Text extract:

This is Newland Archer’s world as he prepares to marry the beautiful but conventional May Welland. But when the mysterious Countess Ellen Olenska returns to New York after a disastrous marriage, Archer falls deeply in love with her. Torn between duty and passion, Archer struggles to make a decision that will either courageously define his life—or mercilessly destroy it.
Maureen Howard is a critic, teacher, and writer of fiction. Her seven novels include Bridgeport Bus, Natural History, and A Lover’s Almanac. Her memoir, Facts of Life, won the National Book Critics’ Circle Award. She has taught at Yale and Columbia University.
The Age of Innocence is Edith Wharton's most romantic novel, yet our expectations for her lovers, Ellen Olenska and Newland Archer, are disappointed at every turn. Wharton's genius lies in offering the pleasure of a romance, then engaging the reader in a stunning exploration of boundaries between the demands of society and personal freedom, illicit passion and moral responsibility. In this novel of bold design, we are the innocents unaware of the more demanding rewards to come, just as the readers of the Pictorial Review were as the monthly installments appeared in 1920. Luring us with the high comic tone of the opening chapters, Wharton admits us to Newland Archer's dreamy certainty about love and marriage, all that lies ahead in an ordered universe, his little world of fashionable New York in the 1870s.
The strict rules of that society are rendered in detail-the moments when talk is allowed during the opera, the prescribed hours for afternoon visits, the lilies of the valley that must be sent to May Welland, the untainted girl who is about to become Newland's fiancée. In the opening scenes there are two observers, Wharton and Newland. The novelist is full of historical information about the city of her childhood and the customs of her privileged class. New York, constructed out of memory and verified by research, is not a discarded back-lot affair of an old Hollywood studio, but a place that must come alive for the writer as well as her readers. This lost world, lavish with particulars of dress, food, wine, manners, is weighted with an abundance of reality, all the furnishings of excessively indulged, overly secure lives. But as the writer calls up her New York of fifty years earlier, Newland Archer also instructs us in the mores of the best of families and the questionable behavior of flashy intruders on the rise. This dual perspective is playful: the novelist assessing her man, placing him in a rarefied world that he too finds narrow and amusing, though all the while he is a player in it.
Wharton's education of the reader continues as each character comes on stage. Newland is a self-declared dilettante, May an innocent thing, Countess Olenska an expatriate with a problematic past. Julius Beaufort, a freewheeling climber, may be the scoundrel of the piece. The novelist is knowingly leading us into melodrama, the dominant mode of the popular theater of the age she recreates, a theater of plays in which good and evil were clearly sorted out, not tainted by moral ambiguity or shaded feelings. As we read what has so often been praised as an historical novel, we must bear in mind the year it was composed, 1919. The Age of Innocence calls upon history to inform the present, and Wharton portrays a cast of clueless characters who could not conceive the slaughter of World War I or President Wilson's ill-fated proposal for the League of Nations. Turning back to the untroubled era of her childhood, she entertains with a predictable old form that is a lure, even a joke, but not on the reader. We are drawn by the broad humor at the outset of the novel to the discovery of a darker story without the simple solutions of melodrama. Edith Wharton had a gift for comedy that has often been obscured by a reverence for the elegant lady novelist or probing for feminist concerns in her work.

What you will do:
1 – In the passage on The Age of Innocence, why must the reader bear in mind that the novel was composed in 1919? Answer in one to three sentences.
2 – Rewrite the passage on The Age of Innocence from "This is Newland" up to and including "mercilessly destroy it.", putting "obligation" in place of "duty".

Listed entries:
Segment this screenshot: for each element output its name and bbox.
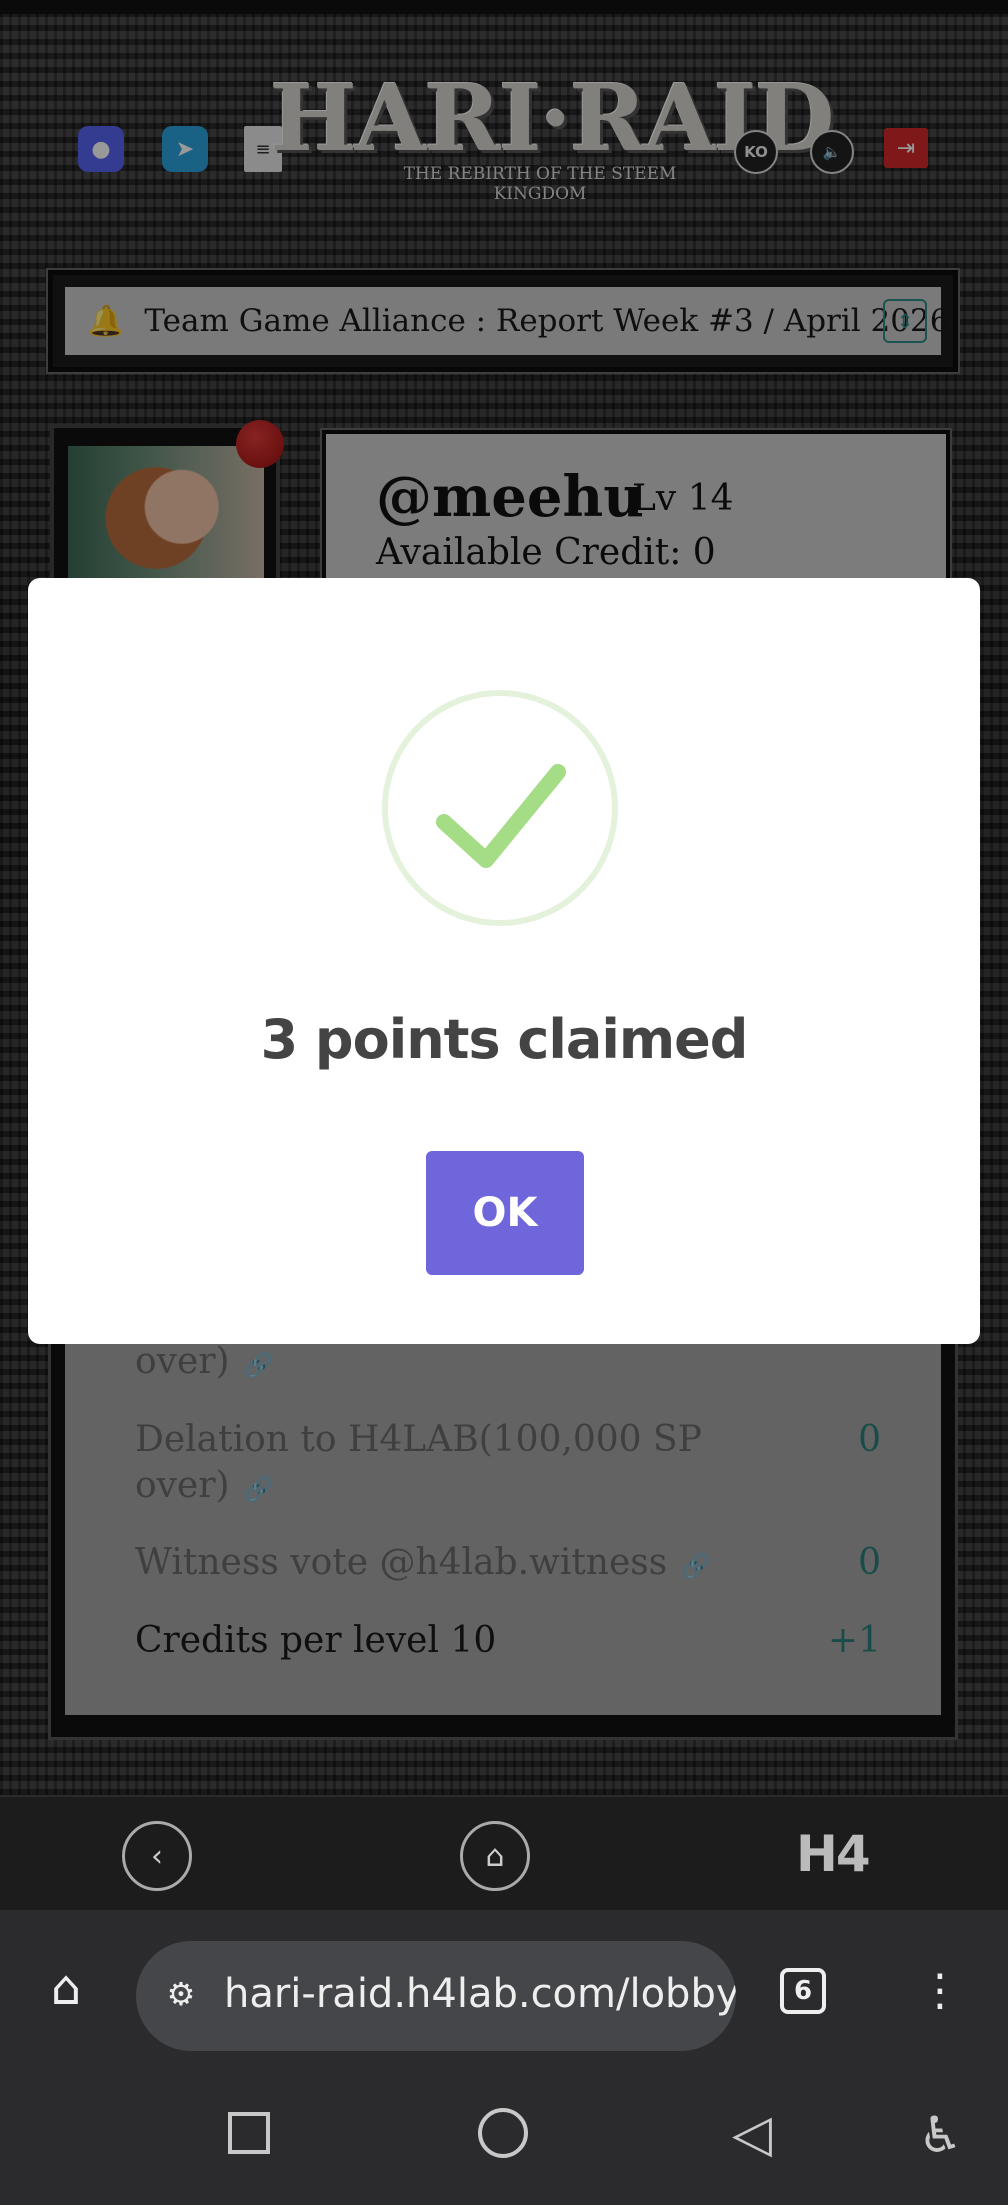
back-icon[interactable]: ‹ [122,1821,192,1891]
checkmark-icon [436,764,566,868]
home-circle-icon[interactable] [478,2108,528,2158]
system-nav-bar: ◁ ♿ [0,2070,1008,2205]
site-settings-icon[interactable]: ⚙ [158,1971,204,2017]
dialog-title: 3 points claimed [260,1008,749,1071]
back-triangle-icon[interactable]: ◁ [732,2104,772,2164]
recents-icon[interactable] [228,2112,270,2154]
ok-button[interactable]: OK [426,1151,584,1275]
browser-home-icon[interactable]: ⌂ [38,1960,94,2016]
home-icon[interactable]: ⌂ [460,1821,530,1891]
success-dialog: 3 points claimed OK [28,578,980,1344]
game-nav-bar: ‹ ⌂ H4 [0,1795,1008,1912]
address-bar[interactable]: ⚙ hari-raid.h4lab.com/lobby [136,1941,736,2051]
more-menu-icon[interactable]: ⋮ [918,1958,962,2022]
tab-switcher-button[interactable]: 6 [780,1968,826,2014]
url-text[interactable]: hari-raid.h4lab.com/lobby [224,1971,736,2017]
accessibility-icon[interactable]: ♿ [918,2106,963,2164]
browser-toolbar: ⌂ ⚙ hari-raid.h4lab.com/lobby 6 ⋮ [0,1910,1008,2070]
h4-logo[interactable]: H4 [796,1825,871,1883]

Answers in order:
1 – The novel calls upon history to inform the present. Wharton portrays a cast of clueless characters who could not conceive the slaughter of World War I or President Wilson's ill-fated proposal for the League of Nations.

2 –
This is Newland Archer’s world as he prepares to marry the beautiful but conventional May Welland. But when the mysterious Countess Ellen Olenska returns to New York after a disastrous marriage, Archer falls deeply in love with her. Torn between obligation and passion, Archer struggles to make a decision that will either courageously define his life—or mercilessly destroy it.